** START OF MATERIAL SHOWN **
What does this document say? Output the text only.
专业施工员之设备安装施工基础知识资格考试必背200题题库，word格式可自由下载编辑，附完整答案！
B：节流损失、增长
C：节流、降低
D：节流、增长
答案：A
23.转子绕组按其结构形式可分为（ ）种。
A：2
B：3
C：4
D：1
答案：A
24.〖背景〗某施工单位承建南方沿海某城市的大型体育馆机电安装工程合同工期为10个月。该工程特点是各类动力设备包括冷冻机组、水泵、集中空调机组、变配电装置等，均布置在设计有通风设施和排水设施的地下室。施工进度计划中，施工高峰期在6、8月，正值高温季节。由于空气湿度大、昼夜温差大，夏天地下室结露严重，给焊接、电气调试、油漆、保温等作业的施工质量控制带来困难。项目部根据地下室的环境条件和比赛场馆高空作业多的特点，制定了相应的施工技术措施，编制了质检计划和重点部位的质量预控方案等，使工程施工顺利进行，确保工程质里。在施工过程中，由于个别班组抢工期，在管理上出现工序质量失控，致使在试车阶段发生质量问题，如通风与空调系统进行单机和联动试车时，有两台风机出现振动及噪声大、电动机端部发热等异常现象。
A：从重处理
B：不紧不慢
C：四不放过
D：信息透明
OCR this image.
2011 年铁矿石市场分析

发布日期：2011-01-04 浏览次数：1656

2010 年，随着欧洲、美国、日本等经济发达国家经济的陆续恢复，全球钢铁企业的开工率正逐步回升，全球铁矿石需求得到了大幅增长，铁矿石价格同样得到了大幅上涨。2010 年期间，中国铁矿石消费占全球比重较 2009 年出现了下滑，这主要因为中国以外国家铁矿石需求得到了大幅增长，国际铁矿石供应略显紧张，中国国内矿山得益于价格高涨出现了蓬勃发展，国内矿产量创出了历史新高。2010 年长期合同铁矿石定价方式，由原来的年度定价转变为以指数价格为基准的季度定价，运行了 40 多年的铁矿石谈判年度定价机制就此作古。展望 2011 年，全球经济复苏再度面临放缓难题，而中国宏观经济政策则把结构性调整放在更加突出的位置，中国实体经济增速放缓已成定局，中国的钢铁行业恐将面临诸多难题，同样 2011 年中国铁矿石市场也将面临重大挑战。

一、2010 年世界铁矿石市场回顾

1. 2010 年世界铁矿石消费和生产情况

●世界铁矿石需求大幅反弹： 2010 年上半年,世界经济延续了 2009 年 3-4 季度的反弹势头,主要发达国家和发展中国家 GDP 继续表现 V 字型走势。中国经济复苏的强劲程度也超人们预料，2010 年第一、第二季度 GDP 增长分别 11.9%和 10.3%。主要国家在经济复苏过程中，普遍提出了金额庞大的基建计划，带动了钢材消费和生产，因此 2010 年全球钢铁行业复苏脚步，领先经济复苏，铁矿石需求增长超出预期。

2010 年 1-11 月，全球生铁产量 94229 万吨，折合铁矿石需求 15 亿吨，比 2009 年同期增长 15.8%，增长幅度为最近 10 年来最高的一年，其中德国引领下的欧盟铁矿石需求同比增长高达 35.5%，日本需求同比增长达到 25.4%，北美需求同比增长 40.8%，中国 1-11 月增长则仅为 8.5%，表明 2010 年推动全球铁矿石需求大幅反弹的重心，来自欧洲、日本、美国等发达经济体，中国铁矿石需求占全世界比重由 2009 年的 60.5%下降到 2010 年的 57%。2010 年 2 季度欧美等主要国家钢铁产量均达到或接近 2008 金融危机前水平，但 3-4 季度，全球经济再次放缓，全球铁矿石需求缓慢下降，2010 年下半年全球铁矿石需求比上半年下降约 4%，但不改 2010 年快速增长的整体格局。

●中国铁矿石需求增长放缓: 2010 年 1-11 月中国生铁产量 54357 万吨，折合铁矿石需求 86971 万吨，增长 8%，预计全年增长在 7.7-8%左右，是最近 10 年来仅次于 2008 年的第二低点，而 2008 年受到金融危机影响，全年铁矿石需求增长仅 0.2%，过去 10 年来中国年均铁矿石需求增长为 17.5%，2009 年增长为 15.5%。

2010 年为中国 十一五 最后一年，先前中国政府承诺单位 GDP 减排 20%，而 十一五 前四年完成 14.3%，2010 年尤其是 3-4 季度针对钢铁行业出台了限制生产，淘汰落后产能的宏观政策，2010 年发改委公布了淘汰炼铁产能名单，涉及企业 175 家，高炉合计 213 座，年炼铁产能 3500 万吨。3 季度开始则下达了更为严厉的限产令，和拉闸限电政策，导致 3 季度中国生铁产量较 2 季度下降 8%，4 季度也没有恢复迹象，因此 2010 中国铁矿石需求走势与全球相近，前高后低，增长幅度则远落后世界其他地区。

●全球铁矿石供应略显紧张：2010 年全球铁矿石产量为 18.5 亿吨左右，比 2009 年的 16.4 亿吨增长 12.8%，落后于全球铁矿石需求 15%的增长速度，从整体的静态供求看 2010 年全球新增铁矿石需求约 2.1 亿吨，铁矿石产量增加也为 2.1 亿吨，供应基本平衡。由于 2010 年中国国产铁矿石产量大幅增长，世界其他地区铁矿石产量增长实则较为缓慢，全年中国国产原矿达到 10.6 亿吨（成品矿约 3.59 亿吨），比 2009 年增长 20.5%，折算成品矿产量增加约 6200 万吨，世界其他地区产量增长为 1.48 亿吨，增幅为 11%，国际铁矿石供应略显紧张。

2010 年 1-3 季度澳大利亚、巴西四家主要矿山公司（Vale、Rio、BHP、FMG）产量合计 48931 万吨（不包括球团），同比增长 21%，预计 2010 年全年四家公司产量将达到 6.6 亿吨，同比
** END OF MATERIAL SHOWN **
* WHAT THE TASK ASKS:
Take the lines above and retype all of them exactly.

* TASK RESULT:
What does this document say? Output the text only.
专业施工员之设备安装施工基础知识资格考试必背200题题库，word格式可自由下载编辑，附完整答案！
B：节流损失、增长
C：节流、降低
D：节流、增长
答案：A
23.转子绕组按其结构形式可分为（ ）种。
A：2
B：3
C：4
D：1
答案：A
24.〖背景〗某施工单位承建南方沿海某城市的大型体育馆机电安装工程合同工期为10个月。该工程特点是各类动力设备包括冷冻机组、水泵、集中空调机组、变配电装置等，均布置在设计有通风设施和排水设施的地下室。施工进度计划中，施工高峰期在6、8月，正值高温季节。由于空气湿度大、昼夜温差大，夏天地下室结露严重，给焊接、电气调试、油漆、保温等作业的施工质量控制带来困难。项目部根据地下室的环境条件和比赛场馆高空作业多的特点，制定了相应的施工技术措施，编制了质检计划和重点部位的质量预控方案等，使工程施工顺利进行，确保工程质里。在施工过程中，由于个别班组抢工期，在管理上出现工序质量失控，致使在试车阶段发生质量问题，如通风与空调系统进行单机和联动试车时，有两台风机出现振动及噪声大、电动机端部发热等异常现象。
A：从重处理
B：不紧不慢
C：四不放过
D：信息透明
OCR this image.
2011 年铁矿石市场分析

发布日期：2011-01-04 浏览次数：1656

2010 年，随着欧洲、美国、日本等经济发达国家经济的陆续恢复，全球钢铁企业的开工率正逐步回升，全球铁矿石需求得到了大幅增长，铁矿石价格同样得到了大幅上涨。2010 年期间，中国铁矿石消费占全球比重较 2009 年出现了下滑，这主要因为中国以外国家铁矿石需求得到了大幅增长，国际铁矿石供应略显紧张，中国国内矿山得益于价格高涨出现了蓬勃发展，国内矿产量创出了历史新高。2010 年长期合同铁矿石定价方式，由原来的年度定价转变为以指数价格为基准的季度定价，运行了 40 多年的铁矿石谈判年度定价机制就此作古。展望 2011 年，全球经济复苏再度面临放缓难题，而中国宏观经济政策则把结构性调整放在更加突出的位置，中国实体经济增速放缓已成定局，中国的钢铁行业恐将面临诸多难题，同样 2011 年中国铁矿石市场也将面临重大挑战。

一、2010 年世界铁矿石市场回顾

1. 2010 年世界铁矿石消费和生产情况

●世界铁矿石需求大幅反弹： 2010 年上半年,世界经济延续了 2009 年 3-4 季度的反弹势头,主要发达国家和发展中国家 GDP 继续表现 V 字型走势。中国经济复苏的强劲程度也超人们预料，2010 年第一、第二季度 GDP 增长分别 11.9%和 10.3%。主要国家在经济复苏过程中，普遍提出了金额庞大的基建计划，带动了钢材消费和生产，因此 2010 年全球钢铁行业复苏脚步，领先经济复苏，铁矿石需求增长超出预期。

2010 年 1-11 月，全球生铁产量 94229 万吨，折合铁矿石需求 15 亿吨，比 2009 年同期增长 15.8%，增长幅度为最近 10 年来最高的一年，其中德国引领下的欧盟铁矿石需求同比增长高达 35.5%，日本需求同比增长达到 25.4%，北美需求同比增长 40.8%，中国 1-11 月增长则仅为 8.5%，表明 2010 年推动全球铁矿石需求大幅反弹的重心，来自欧洲、日本、美国等发达经济体，中国铁矿石需求占全世界比重由 2009 年的 60.5%下降到 2010 年的 57%。2010 年 2 季度欧美等主要国家钢铁产量均达到或接近 2008 金融危机前水平，但 3-4 季度，全球经济再次放缓，全球铁矿石需求缓慢下降，2010 年下半年全球铁矿石需求比上半年下降约 4%，但不改 2010 年快速增长的整体格局。

●中国铁矿石需求增长放缓: 2010 年 1-11 月中国生铁产量 54357 万吨，折合铁矿石需求 86971 万吨，增长 8%，预计全年增长在 7.7-8%左右，是最近 10 年来仅次于 2008 年的第二低点，而 2008 年受到金融危机影响，全年铁矿石需求增长仅 0.2%，过去 10 年来中国年均铁矿石需求增长为 17.5%，2009 年增长为 15.5%。

2010 年为中国 十一五 最后一年，先前中国政府承诺单位 GDP 减排 20%，而 十一五 前四年完成 14.3%，2010 年尤其是 3-4 季度针对钢铁行业出台了限制生产，淘汰落后产能的宏观政策，2010 年发改委公布了淘汰炼铁产能名单，涉及企业 175 家，高炉合计 213 座，年炼铁产能 3500 万吨。3 季度开始则下达了更为严厉的限产令，和拉闸限电政策，导致 3 季度中国生铁产量较 2 季度下降 8%，4 季度也没有恢复迹象，因此 2010 中国铁矿石需求走势与全球相近，前高后低，增长幅度则远落后世界其他地区。

●全球铁矿石供应略显紧张：2010 年全球铁矿石产量为 18.5 亿吨左右，比 2009 年的 16.4 亿吨增长 12.8%，落后于全球铁矿石需求 15%的增长速度，从整体的静态供求看 2010 年全球新增铁矿石需求约 2.1 亿吨，铁矿石产量增加也为 2.1 亿吨，供应基本平衡。由于 2010 年中国国产铁矿石产量大幅增长，世界其他地区铁矿石产量增长实则较为缓慢，全年中国国产原矿达到 10.6 亿吨（成品矿约 3.59 亿吨），比 2009 年增长 20.5%，折算成品矿产量增加约 6200 万吨，世界其他地区产量增长为 1.48 亿吨，增幅为 11%，国际铁矿石供应略显紧张。

2010 年 1-3 季度澳大利亚、巴西四家主要矿山公司（Vale、Rio、BHP、FMG）产量合计 48931 万吨（不包括球团），同比增长 21%，预计 2010 年全年四家公司产量将达到 6.6 亿吨，同比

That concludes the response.